(Data excerpts)
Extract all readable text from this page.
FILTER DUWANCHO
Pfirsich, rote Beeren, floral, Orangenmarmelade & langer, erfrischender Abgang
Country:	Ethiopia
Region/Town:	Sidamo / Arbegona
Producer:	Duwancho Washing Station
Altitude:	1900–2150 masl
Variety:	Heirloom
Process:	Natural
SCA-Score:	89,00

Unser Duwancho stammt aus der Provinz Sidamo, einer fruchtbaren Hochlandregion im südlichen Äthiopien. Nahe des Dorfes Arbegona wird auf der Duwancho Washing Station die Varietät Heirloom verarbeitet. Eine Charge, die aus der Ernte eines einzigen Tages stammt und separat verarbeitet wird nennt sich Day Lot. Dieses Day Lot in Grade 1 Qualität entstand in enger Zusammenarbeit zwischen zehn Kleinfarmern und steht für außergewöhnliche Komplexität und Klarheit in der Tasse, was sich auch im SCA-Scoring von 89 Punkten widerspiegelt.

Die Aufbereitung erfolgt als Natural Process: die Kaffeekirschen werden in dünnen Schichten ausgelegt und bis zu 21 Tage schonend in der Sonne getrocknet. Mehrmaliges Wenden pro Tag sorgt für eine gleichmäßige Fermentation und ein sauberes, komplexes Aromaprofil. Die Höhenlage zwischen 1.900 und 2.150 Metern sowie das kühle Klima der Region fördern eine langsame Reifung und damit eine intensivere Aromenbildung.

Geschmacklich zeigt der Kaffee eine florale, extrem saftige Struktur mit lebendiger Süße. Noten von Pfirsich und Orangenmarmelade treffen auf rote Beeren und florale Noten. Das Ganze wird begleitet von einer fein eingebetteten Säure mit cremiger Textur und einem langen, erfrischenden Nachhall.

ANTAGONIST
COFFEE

What needs to be done:
Copy out the full set of records precisely, leaving nothing out.

The answer:
Extract all readable text from this page.
FILTER DUWANCHO
Pfirsich, rote Beeren, floral, Orangenmarmelade & langer, erfrischender Abgang
Country:	Ethiopia
Region/Town:	Sidamo / Arbegona
Producer:	Duwancho Washing Station
Altitude:	1900–2150 masl
Variety:	Heirloom
Process:	Natural
SCA-Score:	89,00

Unser Duwancho stammt aus der Provinz Sidamo, einer fruchtbaren Hochlandregion im südlichen Äthiopien. Nahe des Dorfes Arbegona wird auf der Duwancho Washing Station die Varietät Heirloom verarbeitet. Eine Charge, die aus der Ernte eines einzigen Tages stammt und separat verarbeitet wird nennt sich Day Lot. Dieses Day Lot in Grade 1 Qualität entstand in enger Zusammenarbeit zwischen zehn Kleinfarmern und steht für außergewöhnliche Komplexität und Klarheit in der Tasse, was sich auch im SCA-Scoring von 89 Punkten widerspiegelt.

Die Aufbereitung erfolgt als Natural Process: die Kaffeekirschen werden in dünnen Schichten ausgelegt und bis zu 21 Tage schonend in der Sonne getrocknet. Mehrmaliges Wenden pro Tag sorgt für eine gleichmäßige Fermentation und ein sauberes, komplexes Aromaprofil. Die Höhenlage zwischen 1.900 und 2.150 Metern sowie das kühle Klima der Region fördern eine langsame Reifung und damit eine intensivere Aromenbildung.

Geschmacklich zeigt der Kaffee eine florale, extrem saftige Struktur mit lebendiger Süße. Noten von Pfirsich und Orangenmarmelade treffen auf rote Beeren und florale Noten. Das Ganze wird begleitet von einer fein eingebetteten Säure mit cremiger Textur und einem langen, erfrischenden Nachhall.

ANTAGONIST
COFFEE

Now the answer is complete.